#### REQUIRED TASK:
Set the listing down again exactly, please, apart from its pictures.

"""

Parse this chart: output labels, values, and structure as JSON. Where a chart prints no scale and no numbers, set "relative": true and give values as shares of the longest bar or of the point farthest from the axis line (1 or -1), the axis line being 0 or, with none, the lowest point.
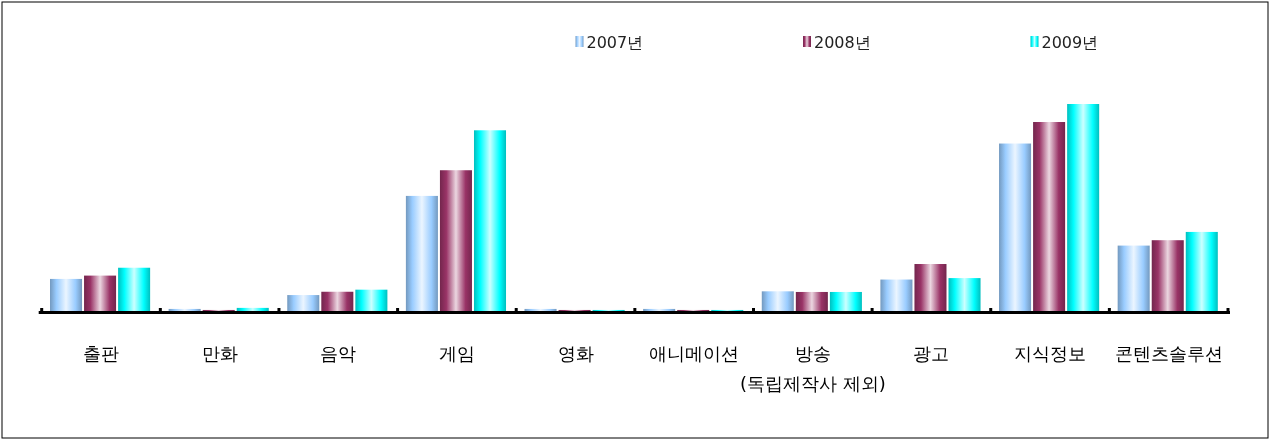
{
  "chart_data": {
    "type": "bar",
    "relative": true,
    "categories": [
      "출판",
      "만화",
      "음악",
      "게임",
      "영화",
      "애니메이션",
      "방송\n(독립제작사 제외)",
      "광고",
      "지식정보",
      "콘텐츠솔루션"
    ],
    "series": [
      {
        "name": "2007년",
        "color": "#99ccff",
        "values": [
          0.155,
          0.01,
          0.077,
          0.556,
          0.01,
          0.01,
          0.095,
          0.152,
          0.809,
          0.316
        ]
      },
      {
        "name": "2008년",
        "color": "#993366",
        "values": [
          0.171,
          0.005,
          0.093,
          0.68,
          0.005,
          0.005,
          0.092,
          0.227,
          0.913,
          0.342
        ]
      },
      {
        "name": "2009년",
        "color": "#00ffff",
        "values": [
          0.209,
          0.015,
          0.103,
          0.873,
          0.005,
          0.005,
          0.092,
          0.159,
          1,
          0.382
        ]
      }
    ],
    "legend": "top right"
  }
}
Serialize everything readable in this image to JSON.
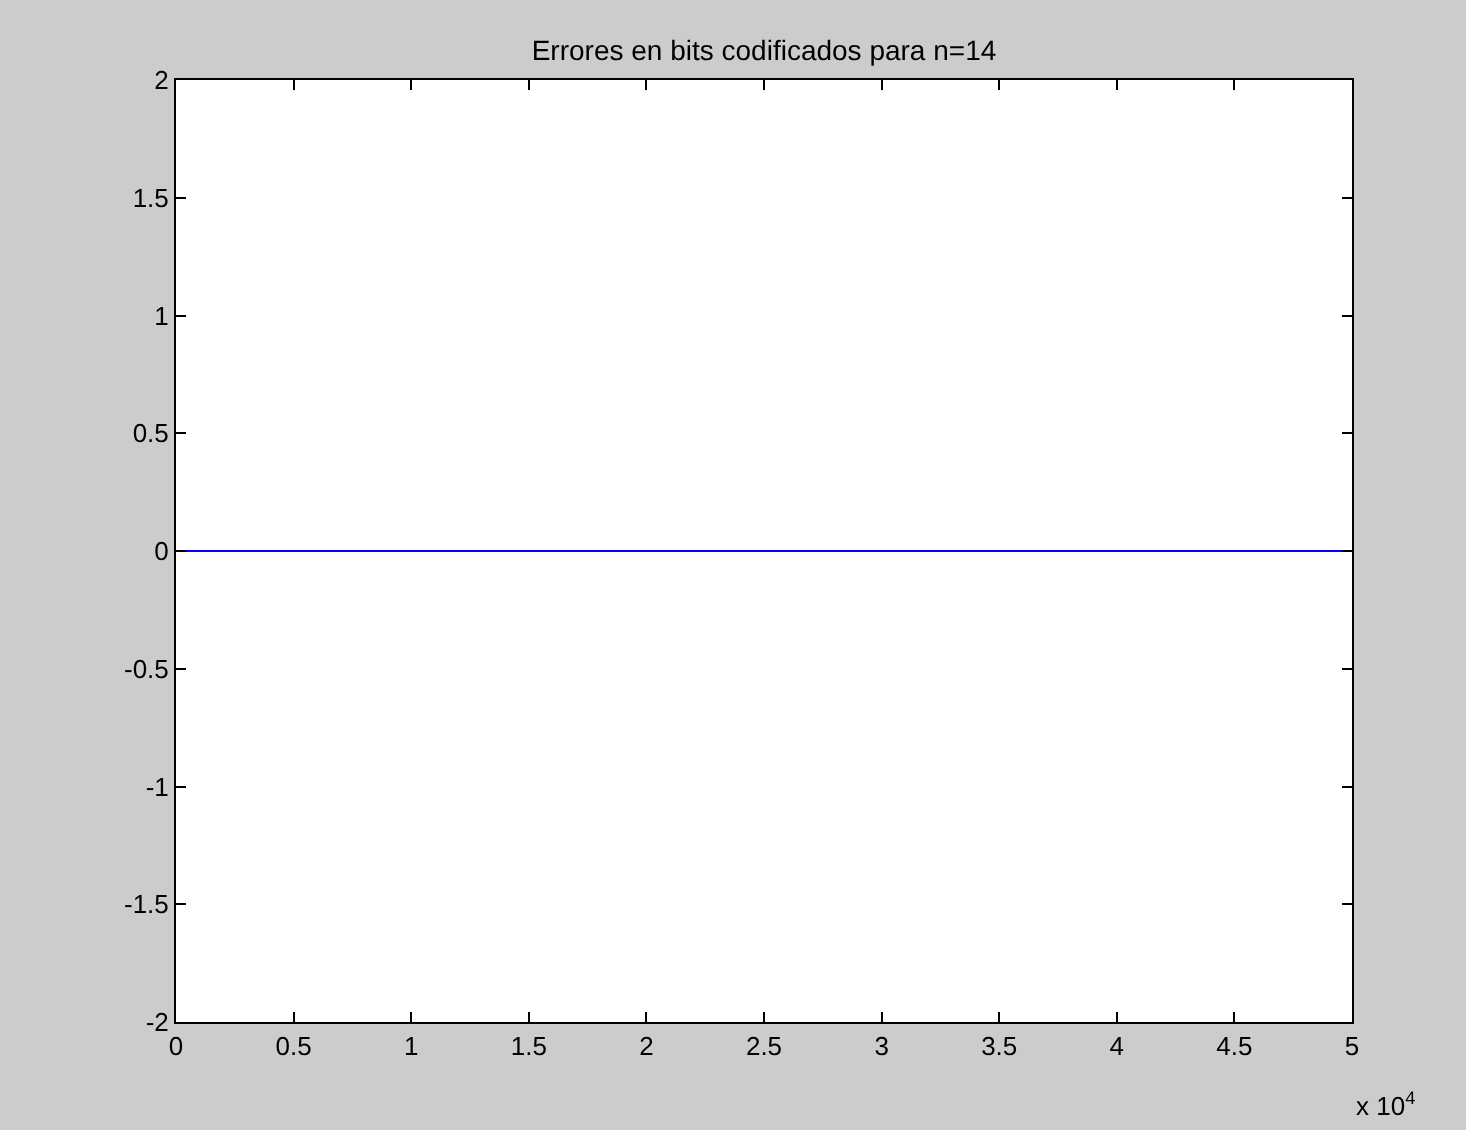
{
  "chart_data": {
    "type": "line",
    "title": "Errores en bits codificados para n=14",
    "x": [
      0,
      5
    ],
    "series": [
      {
        "color": "#0000ff",
        "values": [
          0,
          0
        ]
      }
    ],
    "xlim": [
      0,
      5
    ],
    "xticks": [
      0,
      0.5,
      1,
      1.5,
      2,
      2.5,
      3,
      3.5,
      4,
      4.5,
      5
    ],
    "ylim": [
      -2,
      2
    ],
    "yticks": [
      -2,
      -1.5,
      -1,
      -0.5,
      0,
      0.5,
      1,
      1.5,
      2
    ],
    "annotations": [
      "x 10$^{4}$"
    ],
    "marker": "none",
    "line_style": "solid"
  }
}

"""

#### SOLVED PROBLEM:
Parse this chart: output labels, values, and structure as JSON. Where a chart prints no scale and no numbers, set "relative": true and give values as shares of the longest bar or of the point farthest from the axis line (1 or -1), the axis line being 0 or, with none, the lowest point.
{
  "chart_data": {
    "type": "bar",
    "relative": true,
    "categories": [
      "출판",
      "만화",
      "음악",
      "게임",
      "영화",
      "애니메이션",
      "방송\n(독립제작사 제외)",
      "광고",
      "지식정보",
      "콘텐츠솔루션"
    ],
    "series": [
      {
        "name": "2007년",
        "color": "#99ccff",
        "values": [
          0.155,
          0.01,
          0.077,
          0.556,
          0.01,
          0.01,
          0.095,
          0.152,
          0.809,
          0.316
        ]
      },
      {
        "name": "2008년",
        "color": "#993366",
        "values": [
          0.171,
          0.005,
          0.093,
          0.68,
          0.005,
          0.005,
          0.092,
          0.227,
          0.913,
          0.342
        ]
      },
      {
        "name": "2009년",
        "color": "#00ffff",
        "values": [
          0.209,
          0.015,
          0.103,
          0.873,
          0.005,
          0.005,
          0.092,
          0.159,
          1,
          0.382
        ]
      }
    ],
    "legend": "top right"
  }
}
Serialize everything readable in this image to JSON.
{
  "chart_data": {
    "type": "line",
    "title": "Errores en bits codificados para n=14",
    "x": [
      0,
      5
    ],
    "series": [
      {
        "color": "#0000ff",
        "values": [
          0,
          0
        ]
      }
    ],
    "xlim": [
      0,
      5
    ],
    "xticks": [
      0,
      0.5,
      1,
      1.5,
      2,
      2.5,
      3,
      3.5,
      4,
      4.5,
      5
    ],
    "ylim": [
      -2,
      2
    ],
    "yticks": [
      -2,
      -1.5,
      -1,
      -0.5,
      0,
      0.5,
      1,
      1.5,
      2
    ],
    "annotations": [
      "x 10$^{4}$"
    ],
    "marker": "none",
    "line_style": "solid"
  }
}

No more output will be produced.